Material for this exercise:
═══
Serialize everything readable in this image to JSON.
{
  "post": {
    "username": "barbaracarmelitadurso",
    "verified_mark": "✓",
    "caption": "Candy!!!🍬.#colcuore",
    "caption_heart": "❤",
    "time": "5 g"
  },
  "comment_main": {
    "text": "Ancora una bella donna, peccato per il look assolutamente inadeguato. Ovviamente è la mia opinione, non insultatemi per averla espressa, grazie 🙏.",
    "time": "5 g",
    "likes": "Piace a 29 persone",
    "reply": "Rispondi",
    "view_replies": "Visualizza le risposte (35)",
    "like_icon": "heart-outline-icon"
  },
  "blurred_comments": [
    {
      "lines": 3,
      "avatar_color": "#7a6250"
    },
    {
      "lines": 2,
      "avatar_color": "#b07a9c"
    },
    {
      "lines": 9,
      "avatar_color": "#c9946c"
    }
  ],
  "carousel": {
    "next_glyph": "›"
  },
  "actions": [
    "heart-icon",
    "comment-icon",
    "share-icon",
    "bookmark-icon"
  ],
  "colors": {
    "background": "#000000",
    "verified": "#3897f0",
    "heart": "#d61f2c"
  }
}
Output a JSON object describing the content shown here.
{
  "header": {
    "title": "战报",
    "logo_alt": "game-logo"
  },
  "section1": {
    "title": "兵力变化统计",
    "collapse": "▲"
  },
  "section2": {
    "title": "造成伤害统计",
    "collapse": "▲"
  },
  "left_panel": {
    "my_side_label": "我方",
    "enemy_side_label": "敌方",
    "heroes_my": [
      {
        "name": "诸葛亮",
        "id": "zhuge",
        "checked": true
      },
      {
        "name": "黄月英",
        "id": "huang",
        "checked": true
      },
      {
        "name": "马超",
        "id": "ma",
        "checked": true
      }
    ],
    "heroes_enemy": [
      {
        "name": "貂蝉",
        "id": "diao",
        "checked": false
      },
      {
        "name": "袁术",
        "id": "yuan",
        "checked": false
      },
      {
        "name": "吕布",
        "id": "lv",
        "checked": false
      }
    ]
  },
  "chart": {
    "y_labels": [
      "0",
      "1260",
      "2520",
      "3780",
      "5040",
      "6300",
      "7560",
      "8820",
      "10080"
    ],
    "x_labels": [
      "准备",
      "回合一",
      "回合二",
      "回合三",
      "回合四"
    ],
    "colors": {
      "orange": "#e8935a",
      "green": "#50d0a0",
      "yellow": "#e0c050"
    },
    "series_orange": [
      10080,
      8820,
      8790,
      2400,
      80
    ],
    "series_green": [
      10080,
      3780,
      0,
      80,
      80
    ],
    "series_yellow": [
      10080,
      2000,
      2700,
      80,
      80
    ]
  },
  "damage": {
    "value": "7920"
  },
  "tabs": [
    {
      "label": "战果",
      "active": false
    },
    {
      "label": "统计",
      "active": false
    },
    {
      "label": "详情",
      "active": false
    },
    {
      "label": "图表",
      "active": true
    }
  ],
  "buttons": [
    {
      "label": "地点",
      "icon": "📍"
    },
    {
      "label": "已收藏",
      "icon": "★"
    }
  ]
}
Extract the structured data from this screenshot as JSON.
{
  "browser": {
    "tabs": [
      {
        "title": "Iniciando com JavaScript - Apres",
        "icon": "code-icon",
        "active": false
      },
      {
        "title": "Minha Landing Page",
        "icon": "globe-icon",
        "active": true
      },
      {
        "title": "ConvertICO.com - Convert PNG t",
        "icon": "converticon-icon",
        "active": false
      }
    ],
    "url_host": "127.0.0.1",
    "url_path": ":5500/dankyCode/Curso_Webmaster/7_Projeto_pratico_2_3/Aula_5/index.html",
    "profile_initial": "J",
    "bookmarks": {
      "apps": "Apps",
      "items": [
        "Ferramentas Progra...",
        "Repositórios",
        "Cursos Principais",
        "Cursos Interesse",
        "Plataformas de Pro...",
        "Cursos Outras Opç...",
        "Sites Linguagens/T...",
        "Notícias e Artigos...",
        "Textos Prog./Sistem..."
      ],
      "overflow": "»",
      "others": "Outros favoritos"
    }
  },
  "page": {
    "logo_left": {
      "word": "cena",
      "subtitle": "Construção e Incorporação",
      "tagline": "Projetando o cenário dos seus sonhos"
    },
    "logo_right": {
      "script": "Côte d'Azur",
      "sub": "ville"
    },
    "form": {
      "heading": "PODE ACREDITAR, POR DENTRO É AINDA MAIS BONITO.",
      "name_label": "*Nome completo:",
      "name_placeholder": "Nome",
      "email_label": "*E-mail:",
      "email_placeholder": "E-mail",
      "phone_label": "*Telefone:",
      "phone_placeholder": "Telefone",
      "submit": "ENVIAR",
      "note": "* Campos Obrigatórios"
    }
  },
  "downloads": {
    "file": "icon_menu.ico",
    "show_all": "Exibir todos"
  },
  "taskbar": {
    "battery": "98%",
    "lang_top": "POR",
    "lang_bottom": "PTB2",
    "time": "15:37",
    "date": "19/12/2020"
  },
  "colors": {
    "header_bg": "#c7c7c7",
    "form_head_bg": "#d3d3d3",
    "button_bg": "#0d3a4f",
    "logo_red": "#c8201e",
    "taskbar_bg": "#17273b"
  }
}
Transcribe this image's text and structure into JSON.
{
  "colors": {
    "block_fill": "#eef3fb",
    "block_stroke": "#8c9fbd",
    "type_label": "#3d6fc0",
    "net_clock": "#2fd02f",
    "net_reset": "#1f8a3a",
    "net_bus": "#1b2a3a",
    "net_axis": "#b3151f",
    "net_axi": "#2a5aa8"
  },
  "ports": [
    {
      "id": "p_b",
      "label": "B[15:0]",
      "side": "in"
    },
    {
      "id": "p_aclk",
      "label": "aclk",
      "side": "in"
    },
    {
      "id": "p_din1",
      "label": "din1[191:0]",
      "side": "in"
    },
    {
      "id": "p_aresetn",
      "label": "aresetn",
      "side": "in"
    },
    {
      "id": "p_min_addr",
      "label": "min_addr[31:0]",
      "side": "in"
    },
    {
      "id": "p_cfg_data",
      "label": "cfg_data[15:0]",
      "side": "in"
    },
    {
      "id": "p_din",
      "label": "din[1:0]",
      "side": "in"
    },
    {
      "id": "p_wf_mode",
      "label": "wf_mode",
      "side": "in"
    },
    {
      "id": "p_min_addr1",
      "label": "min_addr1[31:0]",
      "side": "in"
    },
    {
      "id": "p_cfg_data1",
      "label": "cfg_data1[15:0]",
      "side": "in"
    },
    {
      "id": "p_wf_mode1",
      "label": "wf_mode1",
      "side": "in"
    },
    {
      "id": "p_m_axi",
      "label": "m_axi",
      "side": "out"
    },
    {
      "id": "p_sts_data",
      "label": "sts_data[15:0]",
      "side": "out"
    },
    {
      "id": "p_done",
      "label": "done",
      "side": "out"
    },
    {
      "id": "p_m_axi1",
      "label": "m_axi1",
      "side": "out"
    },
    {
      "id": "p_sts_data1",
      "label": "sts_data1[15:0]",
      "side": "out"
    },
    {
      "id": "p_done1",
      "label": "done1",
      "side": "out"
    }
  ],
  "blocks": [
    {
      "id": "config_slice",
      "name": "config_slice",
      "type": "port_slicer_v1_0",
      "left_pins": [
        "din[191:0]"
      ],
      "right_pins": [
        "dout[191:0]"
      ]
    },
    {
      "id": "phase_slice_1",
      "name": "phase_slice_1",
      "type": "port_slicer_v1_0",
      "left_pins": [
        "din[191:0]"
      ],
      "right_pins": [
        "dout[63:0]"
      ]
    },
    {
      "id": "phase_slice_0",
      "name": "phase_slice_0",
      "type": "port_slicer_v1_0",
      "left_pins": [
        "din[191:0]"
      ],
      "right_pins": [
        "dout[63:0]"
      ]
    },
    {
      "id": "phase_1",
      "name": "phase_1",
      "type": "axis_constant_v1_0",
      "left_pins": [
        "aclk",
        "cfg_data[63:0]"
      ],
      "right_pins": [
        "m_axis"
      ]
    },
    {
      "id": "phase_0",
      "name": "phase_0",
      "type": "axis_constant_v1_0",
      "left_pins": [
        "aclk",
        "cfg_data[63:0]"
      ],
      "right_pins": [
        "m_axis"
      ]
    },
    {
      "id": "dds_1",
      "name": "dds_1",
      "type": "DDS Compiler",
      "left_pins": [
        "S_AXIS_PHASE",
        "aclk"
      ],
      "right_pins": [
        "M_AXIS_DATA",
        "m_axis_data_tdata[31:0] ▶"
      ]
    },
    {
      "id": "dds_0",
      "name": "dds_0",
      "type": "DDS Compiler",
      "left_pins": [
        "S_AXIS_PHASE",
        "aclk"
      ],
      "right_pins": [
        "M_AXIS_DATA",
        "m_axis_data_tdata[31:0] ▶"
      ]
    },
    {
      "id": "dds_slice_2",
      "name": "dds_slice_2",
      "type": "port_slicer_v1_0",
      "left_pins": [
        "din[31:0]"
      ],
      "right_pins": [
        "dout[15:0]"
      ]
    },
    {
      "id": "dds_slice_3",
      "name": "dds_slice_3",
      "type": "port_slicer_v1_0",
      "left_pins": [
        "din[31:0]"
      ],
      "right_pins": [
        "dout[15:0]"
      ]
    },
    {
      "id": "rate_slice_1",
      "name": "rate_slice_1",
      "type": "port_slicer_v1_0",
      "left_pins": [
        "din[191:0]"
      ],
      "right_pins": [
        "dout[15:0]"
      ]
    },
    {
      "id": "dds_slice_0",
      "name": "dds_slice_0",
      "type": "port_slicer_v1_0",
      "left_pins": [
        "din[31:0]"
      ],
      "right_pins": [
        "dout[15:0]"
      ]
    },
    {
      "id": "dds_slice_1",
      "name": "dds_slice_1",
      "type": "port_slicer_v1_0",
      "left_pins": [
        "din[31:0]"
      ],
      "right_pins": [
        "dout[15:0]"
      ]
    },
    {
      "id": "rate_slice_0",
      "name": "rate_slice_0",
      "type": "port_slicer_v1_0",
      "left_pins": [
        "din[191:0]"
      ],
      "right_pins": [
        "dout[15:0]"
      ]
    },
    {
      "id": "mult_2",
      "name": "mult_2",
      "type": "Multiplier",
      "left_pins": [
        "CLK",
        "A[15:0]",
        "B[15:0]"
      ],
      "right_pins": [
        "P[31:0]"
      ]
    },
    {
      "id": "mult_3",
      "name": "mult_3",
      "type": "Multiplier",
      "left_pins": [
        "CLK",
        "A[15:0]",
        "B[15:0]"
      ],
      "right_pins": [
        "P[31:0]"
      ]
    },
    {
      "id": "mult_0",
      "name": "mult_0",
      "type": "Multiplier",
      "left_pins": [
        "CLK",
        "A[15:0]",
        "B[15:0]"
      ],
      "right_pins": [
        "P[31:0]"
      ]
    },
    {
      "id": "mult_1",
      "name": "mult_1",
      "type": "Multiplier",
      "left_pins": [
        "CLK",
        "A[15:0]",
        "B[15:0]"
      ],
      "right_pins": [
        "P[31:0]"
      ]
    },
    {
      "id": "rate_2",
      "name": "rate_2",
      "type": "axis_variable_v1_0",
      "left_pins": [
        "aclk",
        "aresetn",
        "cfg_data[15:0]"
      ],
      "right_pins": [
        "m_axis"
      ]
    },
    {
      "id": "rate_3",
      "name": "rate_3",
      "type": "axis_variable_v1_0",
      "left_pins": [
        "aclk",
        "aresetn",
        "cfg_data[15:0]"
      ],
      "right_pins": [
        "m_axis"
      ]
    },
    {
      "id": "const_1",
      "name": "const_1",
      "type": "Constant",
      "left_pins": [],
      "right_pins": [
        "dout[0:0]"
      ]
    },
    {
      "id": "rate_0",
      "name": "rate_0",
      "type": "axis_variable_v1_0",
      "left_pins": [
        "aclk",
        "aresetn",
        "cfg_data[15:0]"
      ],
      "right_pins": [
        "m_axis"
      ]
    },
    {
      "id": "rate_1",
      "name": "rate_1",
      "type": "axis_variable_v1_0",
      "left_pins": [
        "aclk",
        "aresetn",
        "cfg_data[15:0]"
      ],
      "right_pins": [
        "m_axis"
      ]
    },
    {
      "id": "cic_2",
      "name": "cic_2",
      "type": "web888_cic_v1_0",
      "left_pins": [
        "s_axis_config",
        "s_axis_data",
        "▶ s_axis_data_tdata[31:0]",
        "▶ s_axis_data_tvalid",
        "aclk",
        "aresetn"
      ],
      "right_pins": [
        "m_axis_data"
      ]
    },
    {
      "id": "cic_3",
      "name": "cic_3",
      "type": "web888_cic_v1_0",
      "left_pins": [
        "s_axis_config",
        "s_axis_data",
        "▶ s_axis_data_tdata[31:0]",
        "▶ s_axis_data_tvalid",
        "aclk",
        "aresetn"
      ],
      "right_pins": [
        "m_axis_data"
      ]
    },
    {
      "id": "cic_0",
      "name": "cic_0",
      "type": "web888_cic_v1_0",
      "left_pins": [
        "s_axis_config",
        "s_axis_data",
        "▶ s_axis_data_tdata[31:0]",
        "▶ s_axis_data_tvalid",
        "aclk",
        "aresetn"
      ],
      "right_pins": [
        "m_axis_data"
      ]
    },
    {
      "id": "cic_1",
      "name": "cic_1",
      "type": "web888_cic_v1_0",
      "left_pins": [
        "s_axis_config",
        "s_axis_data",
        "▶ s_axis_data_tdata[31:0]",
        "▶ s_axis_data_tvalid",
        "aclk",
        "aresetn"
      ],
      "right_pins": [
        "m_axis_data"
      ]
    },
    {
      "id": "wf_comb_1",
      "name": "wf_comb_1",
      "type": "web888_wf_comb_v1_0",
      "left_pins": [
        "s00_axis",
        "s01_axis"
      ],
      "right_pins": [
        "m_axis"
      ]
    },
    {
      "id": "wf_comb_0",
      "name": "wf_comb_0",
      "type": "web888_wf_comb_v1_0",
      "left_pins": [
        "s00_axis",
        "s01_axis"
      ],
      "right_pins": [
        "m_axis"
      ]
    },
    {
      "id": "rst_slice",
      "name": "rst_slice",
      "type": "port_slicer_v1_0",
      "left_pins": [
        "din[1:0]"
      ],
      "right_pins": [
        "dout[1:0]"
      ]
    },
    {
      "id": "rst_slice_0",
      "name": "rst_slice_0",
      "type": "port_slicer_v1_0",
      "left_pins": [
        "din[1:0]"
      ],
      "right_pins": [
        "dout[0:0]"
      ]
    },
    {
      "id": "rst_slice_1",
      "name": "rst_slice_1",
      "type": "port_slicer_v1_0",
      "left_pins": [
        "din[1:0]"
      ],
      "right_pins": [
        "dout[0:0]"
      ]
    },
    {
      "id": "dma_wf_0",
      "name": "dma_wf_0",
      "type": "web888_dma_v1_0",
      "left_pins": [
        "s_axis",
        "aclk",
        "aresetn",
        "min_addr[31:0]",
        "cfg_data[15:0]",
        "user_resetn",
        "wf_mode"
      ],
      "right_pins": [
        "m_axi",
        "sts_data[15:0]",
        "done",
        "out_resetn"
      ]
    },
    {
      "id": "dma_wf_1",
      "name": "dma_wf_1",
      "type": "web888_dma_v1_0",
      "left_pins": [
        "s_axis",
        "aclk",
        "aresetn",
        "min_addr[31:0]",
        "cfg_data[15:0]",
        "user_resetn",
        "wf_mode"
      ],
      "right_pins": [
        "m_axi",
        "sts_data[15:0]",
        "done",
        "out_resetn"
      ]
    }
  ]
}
═══
What the exercise asks: Using the records above, say how many lines include the string "JSON". Only the number is wanted.

Task answer: 4